** To be done **
1. Summarize the post on the need to relativize in debate in two sentences.
2. Quote the entries from the line with "sidebar-item-label: Meine Dokumente" up to and including the line with "cart-icon bbox=[7, 8, 26, 23]".

[begin Source text]

The need to relativise in debate

Simon Marshall

LESSWRONG
LW

The need to relativise in debate — LessWrong

Summary: This post highlights the need for results in AI safety, such as debate or scalable oversight, to 'relativise', i.e. for the result to hold even when all parties are given access to a black box 'oracle' (the oracle might be a powerful problem solver, a random function, or a model of arbitrary human preferences). Requiring this relativisation can often significantly change the complexity class associated with a given protocol and therefore the promise of a given method. We present a few examples of this change and the solutions required to restore the methods back to full power.

Goal: self-contained intuition

This is a purely expositional post describing some of the intuition for why we need relativisation to apply interactive proof techniques to AI safety, and what that does to the necessary proof systems. No new research results, but I previously hadn’t written this story down in a clean way, so now I have something to point to.

Interactive proof systems and IP = PSPACE

An interactive proof system consists of a verifier and one or more provers $P$ , such that the provers are trying to convince the verifier of answers to questions (formally, usually membership of strings $x$ in some language $L$ ). The simplest proof system is the non-interactive one: a single prover produces a proof string $y = P (x)$ , and the verifier checks the proof as $V (x, y)$ . This corresponds to the complexity class $N P$ .

There are more complicated proof systems, reaching much higher complexity classes. With polynomially many rounds of interaction, a single prover can reach the complexity class $P S P A C E$ , which is the celebrated result IP = PSPACE ( $I P$ = interactive proofs). However, this result requires re-coding the input problem as a statement about polynomials over finite fields, then using randomness to do polynomial identity testing in the finite field case. For example, if our $P S P A C E$ problem is the alternating Boolean circuit $\exists x_{0} \forall y_{0} \dots \exists x_{m} \forall y_{n} ϕ (x, y)$ where $ϕ (x, y)$ is a circuit, we form an interactive proof by replacing $x \land y \to x y, x \lor y \to 1 - (1 - x) (1 - y)$ , etc. (and doing some trickery to lower degrees, which I will ignore for this sketch). The prover then makes claims about what the summary polynomials are if we marginalise over some suffix of the variables. If the finite field is large enough, a single randomly chosen point gives us a lot of evidence about a summary being correct over the entire space, via the Schwartz-Zippel lemma.

Why we want relativisation ( ${I P}^{O} < {P S P A C E}^{O}$ )

[end Source text]
[begin Dataset]

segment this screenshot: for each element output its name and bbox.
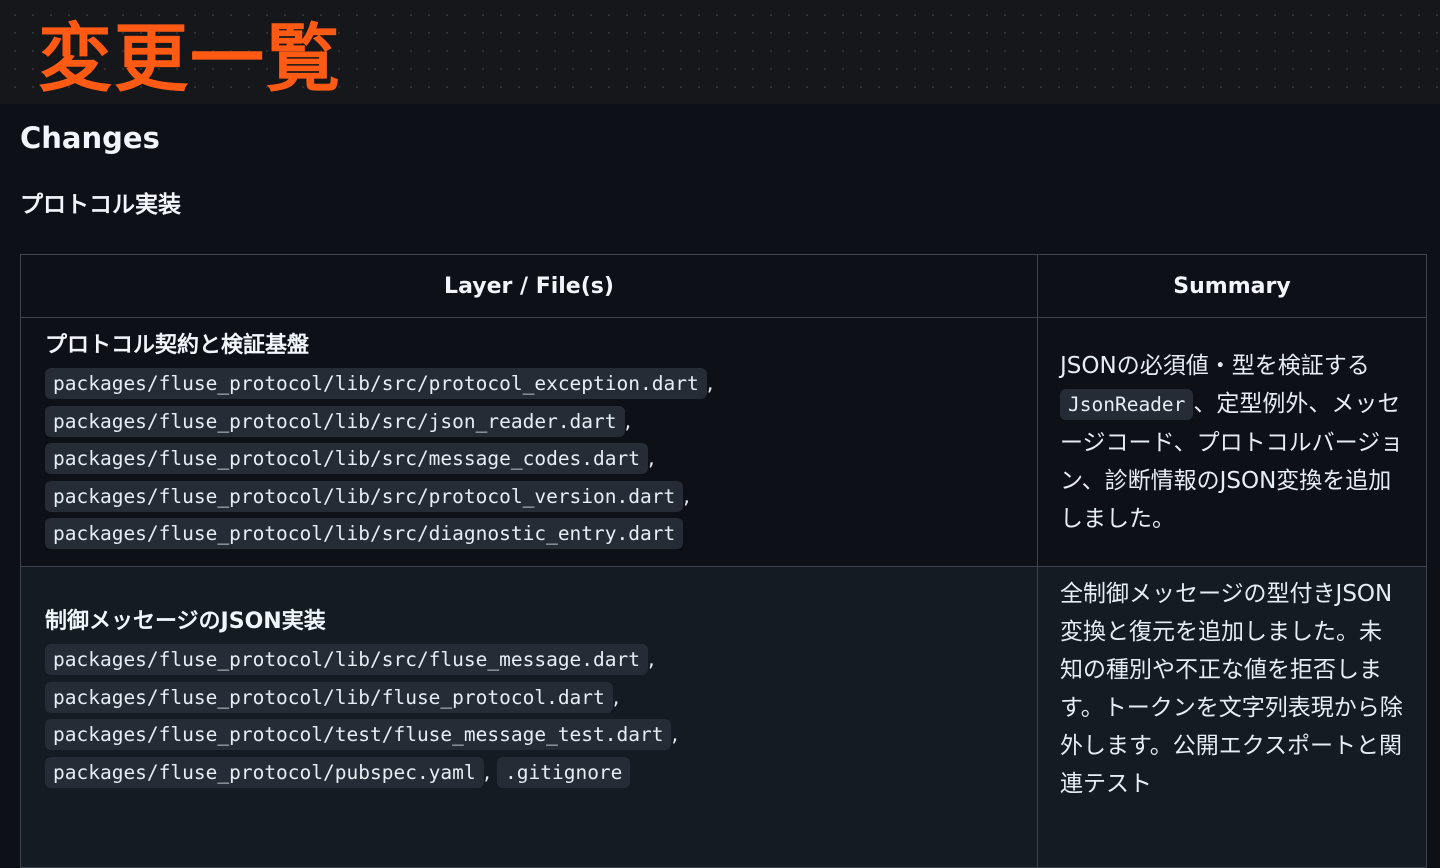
file-entry: packages/fluse_protocol/lib/src/fluse_me… (45, 641, 1013, 679)
banner-title: 変更一覧 (38, 16, 342, 102)
separator: , (624, 408, 632, 433)
summary-text: 全制御メッセージの型付きJSON変換と復元を追加しました。未知の種別や不正な値を… (1060, 581, 1403, 797)
file-entry: packages/fluse_protocol/lib/src/protocol… (45, 365, 1013, 403)
file-entry: packages/fluse_protocol/test/fluse_messa… (45, 716, 1013, 754)
separator: , (706, 371, 714, 396)
file-path: packages/fluse_protocol/lib/fluse_protoc… (45, 681, 613, 713)
file-entry: packages/fluse_protocol/lib/src/json_rea… (45, 403, 1013, 441)
file-entry: packages/fluse_protocol/lib/fluse_protoc… (45, 679, 1013, 717)
file-path: packages/fluse_protocol/lib/src/protocol… (45, 480, 684, 512)
summary-cell: 全制御メッセージの型付きJSON変換と復元を追加しました。未知の種別や不正な値を… (1037, 566, 1427, 868)
changes-table: Layer / File(s) Summary プロトコル契約と検証基盤 pac… (20, 254, 1427, 868)
table-row: プロトコル契約と検証基盤 packages/fluse_protocol/lib… (20, 317, 1427, 567)
layer-title: プロトコル契約と検証基盤 (45, 333, 310, 359)
separator: , (671, 722, 679, 747)
separator: , (683, 483, 690, 508)
file-path: packages/fluse_protocol/lib/src/json_rea… (45, 405, 625, 437)
separator: , (648, 647, 655, 671)
file-path: packages/fluse_protocol/test/fluse_messa… (45, 719, 672, 751)
file-path: packages/fluse_protocol/lib/src/protocol… (45, 368, 707, 400)
layer-cell: 制御メッセージのJSON実装 packages/fluse_protocol/l… (20, 566, 1038, 868)
file-entry: packages/fluse_protocol/lib/src/message_… (45, 440, 1013, 478)
summary-text: JSONの必須値・型を検証する (1060, 352, 1370, 379)
file-path: .gitignore (497, 756, 631, 788)
file-path: packages/fluse_protocol/lib/src/fluse_me… (45, 644, 648, 675)
header-layer-files: Layer / File(s) (20, 254, 1038, 318)
layer-cell: プロトコル契約と検証基盤 packages/fluse_protocol/lib… (20, 317, 1038, 567)
header-summary: Summary (1037, 254, 1427, 318)
section-heading: Changes (20, 121, 160, 155)
file-entry: packages/fluse_protocol/lib/src/diagnost… (45, 515, 1013, 553)
title-banner: 変更一覧 (0, 0, 1440, 104)
section-subheading: プロトコル実装 (20, 192, 181, 218)
separator: , (648, 446, 655, 471)
layer-title: 制御メッセージのJSON実装 (45, 609, 326, 634)
file-entry: packages/fluse_protocol/pubspec.yaml, .g… (45, 754, 1013, 792)
file-path: packages/fluse_protocol/lib/src/diagnost… (45, 518, 684, 550)
table-header-row: Layer / File(s) Summary (20, 254, 1427, 318)
file-path: packages/fluse_protocol/lib/src/message_… (45, 443, 648, 475)
file-path: packages/fluse_protocol/pubspec.yaml (45, 756, 484, 788)
separator: , (483, 759, 491, 784)
file-entry: packages/fluse_protocol/lib/src/protocol… (45, 478, 1013, 516)
table-row: 制御メッセージのJSON実装 packages/fluse_protocol/l… (20, 566, 1427, 868)
summary-inline-code: JsonReader (1060, 388, 1194, 420)
summary-cell: JSONの必須値・型を検証するJsonReader 、定型例外、メッセージコード、… (1037, 317, 1427, 567)
separator: , (612, 684, 620, 709)
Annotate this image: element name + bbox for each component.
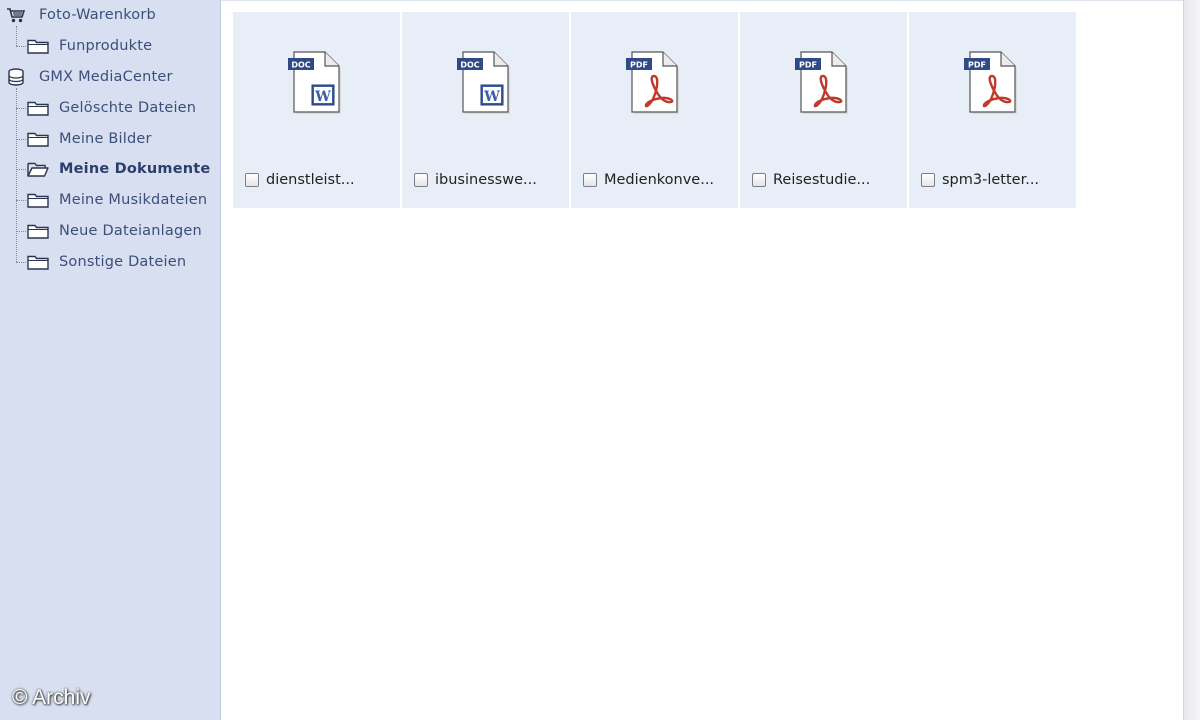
sidebar-item-label: Meine Dokumente bbox=[59, 161, 211, 177]
file-select-checkbox[interactable] bbox=[414, 173, 428, 187]
sidebar-item-geloeschte-dateien[interactable]: Gelöschte Dateien bbox=[27, 97, 196, 119]
file-name: ibusinesswe... bbox=[435, 172, 537, 188]
sidebar-item-label: Meine Musikdateien bbox=[59, 192, 208, 208]
file-tile[interactable]: DOC W dienstleist... bbox=[233, 12, 400, 208]
sidebar-item-label: Neue Dateianlagen bbox=[59, 223, 202, 239]
sidebar-item-label: Sonstige Dateien bbox=[59, 254, 187, 270]
sidebar-item-meine-dokumente[interactable]: Meine Dokumente bbox=[27, 158, 210, 180]
sidebar: Foto-Warenkorb Funprodukte GMX MediaCent… bbox=[0, 0, 221, 720]
file-name: Medienkonve... bbox=[604, 172, 715, 188]
pdf-document-icon: PDF bbox=[626, 51, 679, 114]
media-center-window: Foto-Warenkorb Funprodukte GMX MediaCent… bbox=[0, 0, 1200, 720]
database-icon bbox=[8, 68, 24, 86]
folder-icon bbox=[27, 39, 49, 54]
svg-text:W: W bbox=[314, 89, 331, 105]
sidebar-item-label: Meine Bilder bbox=[59, 131, 152, 147]
sidebar-item-meine-bilder[interactable]: Meine Bilder bbox=[27, 128, 152, 150]
sidebar-item-label: Gelöschte Dateien bbox=[59, 100, 197, 116]
word-document-icon: DOC W bbox=[457, 51, 510, 114]
pdf-document-icon: PDF bbox=[795, 51, 848, 114]
file-grid: DOC W dienstleist... DOC W ibusinesswe..… bbox=[233, 12, 1076, 208]
file-select-checkbox[interactable] bbox=[583, 173, 597, 187]
file-select-checkbox[interactable] bbox=[921, 173, 935, 187]
file-tile[interactable]: PDF spm3-letter... bbox=[909, 12, 1076, 208]
sidebar-item-sonstige-dateien[interactable]: Sonstige Dateien bbox=[27, 251, 186, 273]
svg-text:W: W bbox=[483, 89, 500, 105]
sidebar-item-label: Funprodukte bbox=[59, 38, 153, 54]
sidebar-item-foto-warenkorb[interactable]: Foto-Warenkorb bbox=[6, 4, 156, 26]
folder-icon bbox=[27, 224, 49, 239]
file-view: DOC W dienstleist... DOC W ibusinesswe..… bbox=[221, 0, 1183, 720]
sidebar-item-neue-dateianlagen[interactable]: Neue Dateianlagen bbox=[27, 220, 202, 242]
pdf-document-icon: PDF bbox=[964, 51, 1017, 114]
window-edge bbox=[1183, 0, 1200, 720]
file-tile[interactable]: PDF Medienkonve... bbox=[571, 12, 738, 208]
cart-icon bbox=[7, 8, 26, 23]
sidebar-item-label: Foto-Warenkorb bbox=[39, 7, 156, 23]
file-select-checkbox[interactable] bbox=[752, 173, 766, 187]
word-document-icon: DOC W bbox=[288, 51, 341, 114]
file-select-checkbox[interactable] bbox=[245, 173, 259, 187]
sidebar-item-label: GMX MediaCenter bbox=[39, 69, 173, 85]
sidebar-item-funprodukte[interactable]: Funprodukte bbox=[27, 35, 152, 57]
folder-icon bbox=[27, 132, 49, 147]
file-type-label: PDF bbox=[968, 61, 986, 70]
sidebar-item-meine-musikdateien[interactable]: Meine Musikdateien bbox=[27, 189, 207, 211]
folder-icon bbox=[27, 193, 49, 208]
sidebar-item-gmx-mediacenter[interactable]: GMX MediaCenter bbox=[6, 66, 173, 88]
file-name: Reisestudie... bbox=[773, 172, 871, 188]
folder-icon bbox=[27, 255, 49, 270]
file-tile[interactable]: PDF Reisestudie... bbox=[740, 12, 907, 208]
folder-icon bbox=[27, 101, 49, 116]
file-type-label: DOC bbox=[460, 61, 479, 70]
file-name: dienstleist... bbox=[266, 172, 355, 188]
file-tile[interactable]: DOC W ibusinesswe... bbox=[402, 12, 569, 208]
file-type-label: PDF bbox=[799, 61, 817, 70]
folder-open-icon bbox=[27, 162, 49, 177]
file-type-label: PDF bbox=[630, 61, 648, 70]
copyright-watermark: © Archiv bbox=[12, 686, 91, 709]
file-name: spm3-letter... bbox=[942, 172, 1040, 188]
file-type-label: DOC bbox=[291, 61, 310, 70]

[end Dataset]

** Answers for this exercise **
1. Results in AI safety such as debate or scalable oversight need to relativize, meaning they must hold even when all parties can access a black-box oracle, and this requirement can significantly change the complexity class associated with a protocol. The post gives the intuition by reviewing interactive proof systems: a single non-interactive prover corresponds to NP, while polynomially many rounds reach PSPACE (IP = PSPACE) by recoding the problem as polynomials over finite fields and using randomness for polynomial identity testing.

2.
sidebar-item-label: Meine Dokumente bbox=[59, 161, 211, 177]
file-select-checkbox[interactable] bbox=[414, 173, 428, 187]
sidebar-item-geloeschte-dateien[interactable]: Gelöschte Dateien bbox=[27, 97, 196, 119]
file-name: ibusinesswe... bbox=[435, 172, 537, 188]
sidebar-item-label: Meine Musikdateien bbox=[59, 192, 208, 208]
file-tile[interactable]: DOC W dienstleist... bbox=[233, 12, 400, 208]
sidebar-item-label: Neue Dateianlagen bbox=[59, 223, 202, 239]
sidebar-item-label: Sonstige Dateien bbox=[59, 254, 187, 270]
sidebar-item-meine-dokumente[interactable]: Meine Dokumente bbox=[27, 158, 210, 180]
sidebar: Foto-Warenkorb Funprodukte GMX MediaCent… bbox=[0, 0, 221, 720]
file-name: Medienkonve... bbox=[604, 172, 715, 188]
pdf-document-icon: PDF bbox=[626, 51, 679, 114]
media-center-window: Foto-Warenkorb Funprodukte GMX MediaCent… bbox=[0, 0, 1200, 720]
database-icon bbox=[8, 68, 24, 86]
folder-icon bbox=[27, 39, 49, 54]
svg-text:W: W bbox=[314, 89, 331, 105]
sidebar-item-label: Meine Bilder bbox=[59, 131, 152, 147]
sidebar-item-meine-bilder[interactable]: Meine Bilder bbox=[27, 128, 152, 150]
sidebar-item-label: Gelöschte Dateien bbox=[59, 100, 197, 116]
word-document-icon: DOC W bbox=[457, 51, 510, 114]
pdf-document-icon: PDF bbox=[795, 51, 848, 114]
file-grid: DOC W dienstleist... DOC W ibusinesswe..… bbox=[233, 12, 1076, 208]
file-select-checkbox[interactable] bbox=[583, 173, 597, 187]
file-select-checkbox[interactable] bbox=[921, 173, 935, 187]
file-tile[interactable]: PDF spm3-letter... bbox=[909, 12, 1076, 208]
sidebar-item-sonstige-dateien[interactable]: Sonstige Dateien bbox=[27, 251, 186, 273]
svg-text:W: W bbox=[483, 89, 500, 105]
sidebar-item-label: Funprodukte bbox=[59, 38, 153, 54]
sidebar-item-foto-warenkorb[interactable]: Foto-Warenkorb bbox=[6, 4, 156, 26]
folder-icon bbox=[27, 224, 49, 239]
file-view: DOC W dienstleist... DOC W ibusinesswe..… bbox=[221, 0, 1183, 720]
sidebar-item-neue-dateianlagen[interactable]: Neue Dateianlagen bbox=[27, 220, 202, 242]
pdf-document-icon: PDF bbox=[964, 51, 1017, 114]
window-edge bbox=[1183, 0, 1200, 720]
file-tile[interactable]: PDF Medienkonve... bbox=[571, 12, 738, 208]
cart-icon bbox=[7, 8, 26, 23]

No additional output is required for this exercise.